= WHAT THIS TASK INVOLVES =
Set each record down exactly, excluding all images.

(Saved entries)
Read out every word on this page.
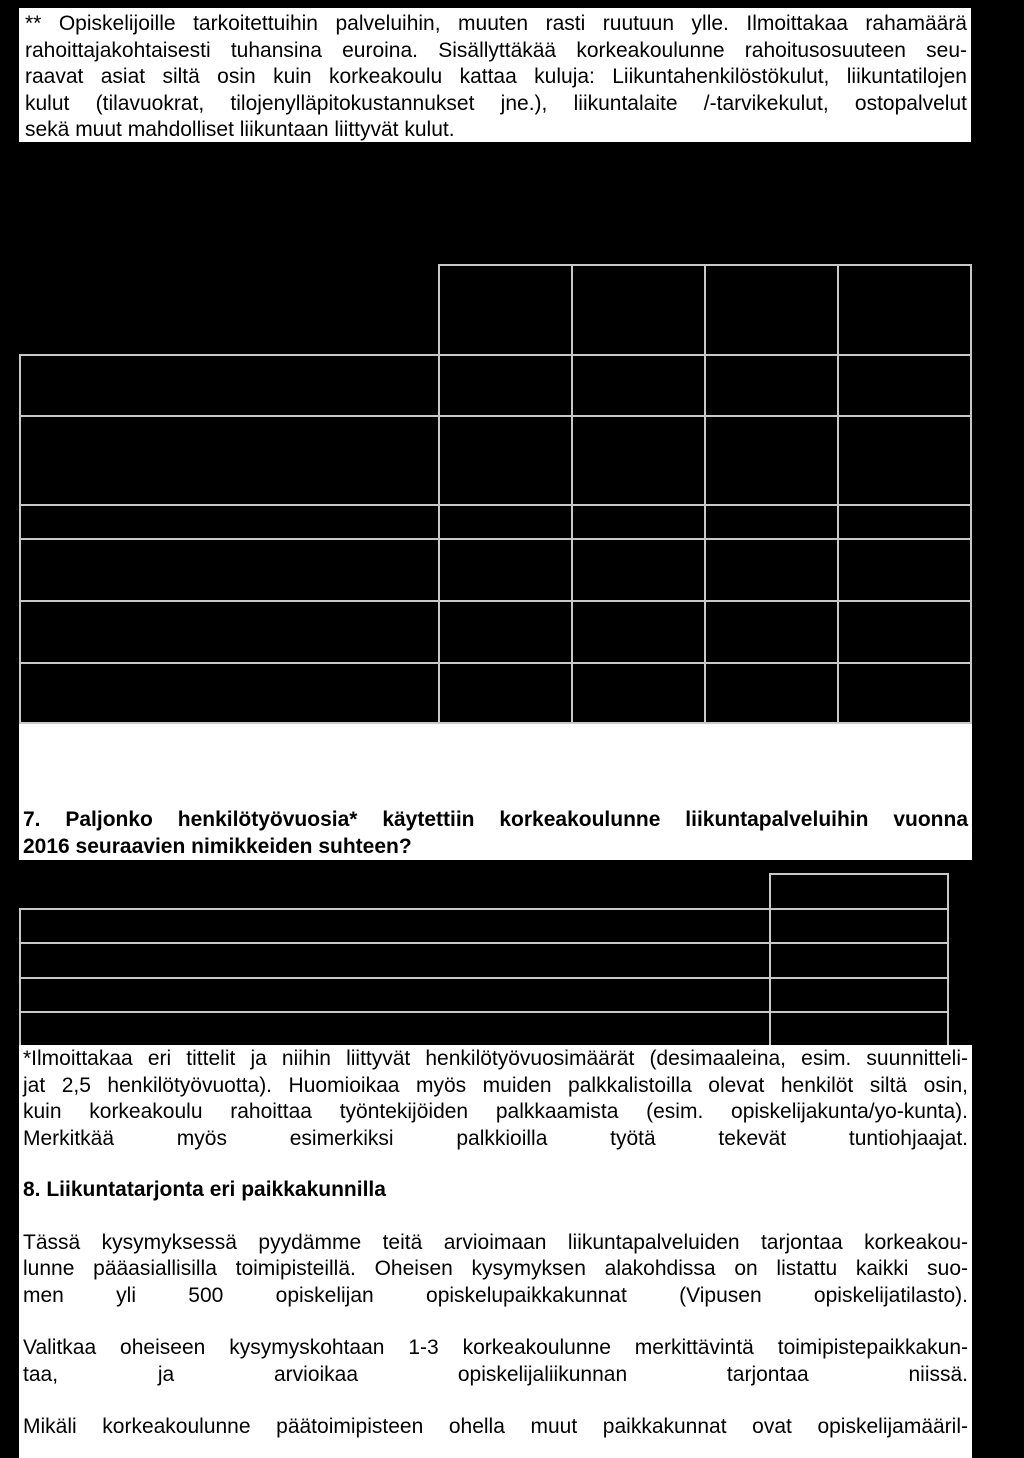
** Opiskelijoille tarkoitettuihin palveluihin, muuten rasti ruutuun ylle. Ilmoittakaa rahamäärä

rahoittajakohtaisesti tuhansina euroina. Sisällyttäkää korkeakoulunne rahoitusosuuteen seu-

raavat asiat siltä osin kuin korkeakoulu kattaa kuluja: Liikuntahenkilöstökulut, liikuntatilojen

kulut (tilavuokrat, tilojenylläpitokustannukset jne.), liikuntalaite /-tarvikekulut, ostopalvelut

sekä muut mahdolliset liikuntaan liittyvät kulut.

7. Paljonko henkilötyövuosia* käytettiin korkeakoulunne liikuntapalveluihin vuonna

2016 seuraavien nimikkeiden suhteen?

*Ilmoittakaa eri tittelit ja niihin liittyvät henkilötyövuosimäärät (desimaaleina, esim. suunnitteli-

jat 2,5 henkilötyövuotta). Huomioikaa myös muiden palkkalistoilla olevat henkilöt siltä osin,

kuin korkeakoulu rahoittaa työntekijöiden palkkaamista (esim. opiskelijakunta/yo-kunta).

Merkitkää myös esimerkiksi palkkioilla työtä tekevät tuntiohjaajat.

8. Liikuntatarjonta eri paikkakunnilla

Tässä kysymyksessä pyydämme teitä arvioimaan liikuntapalveluiden tarjontaa korkeakou-

lunne pääasiallisilla toimipisteillä. Oheisen kysymyksen alakohdissa on listattu kaikki suo-

men yli 500 opiskelijan opiskelupaikkakunnat (Vipusen opiskelijatilasto).

Valitkaa oheiseen kysymyskohtaan 1-3 korkeakoulunne merkittävintä toimipistepaikkakun-

taa, ja arvioikaa opiskelijaliikunnan tarjontaa niissä.

Mikäli korkeakoulunne päätoimipisteen ohella muut paikkakunnat ovat opiskelijamääril-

= RESPONSE TO THIS EXERCISE =
Read out every word on this page.
** Opiskelijoille tarkoitettuihin palveluihin, muuten rasti ruutuun ylle. Ilmoittakaa rahamäärä

rahoittajakohtaisesti tuhansina euroina. Sisällyttäkää korkeakoulunne rahoitusosuuteen seu-

raavat asiat siltä osin kuin korkeakoulu kattaa kuluja: Liikuntahenkilöstökulut, liikuntatilojen

kulut (tilavuokrat, tilojenylläpitokustannukset jne.), liikuntalaite /-tarvikekulut, ostopalvelut

sekä muut mahdolliset liikuntaan liittyvät kulut.

7. Paljonko henkilötyövuosia* käytettiin korkeakoulunne liikuntapalveluihin vuonna

2016 seuraavien nimikkeiden suhteen?

*Ilmoittakaa eri tittelit ja niihin liittyvät henkilötyövuosimäärät (desimaaleina, esim. suunnitteli-

jat 2,5 henkilötyövuotta). Huomioikaa myös muiden palkkalistoilla olevat henkilöt siltä osin,

kuin korkeakoulu rahoittaa työntekijöiden palkkaamista (esim. opiskelijakunta/yo-kunta).

Merkitkää myös esimerkiksi palkkioilla työtä tekevät tuntiohjaajat.

8. Liikuntatarjonta eri paikkakunnilla

Tässä kysymyksessä pyydämme teitä arvioimaan liikuntapalveluiden tarjontaa korkeakou-

lunne pääasiallisilla toimipisteillä. Oheisen kysymyksen alakohdissa on listattu kaikki suo-

men yli 500 opiskelijan opiskelupaikkakunnat (Vipusen opiskelijatilasto).

Valitkaa oheiseen kysymyskohtaan 1-3 korkeakoulunne merkittävintä toimipistepaikkakun-

taa, ja arvioikaa opiskelijaliikunnan tarjontaa niissä.

Mikäli korkeakoulunne päätoimipisteen ohella muut paikkakunnat ovat opiskelijamääril-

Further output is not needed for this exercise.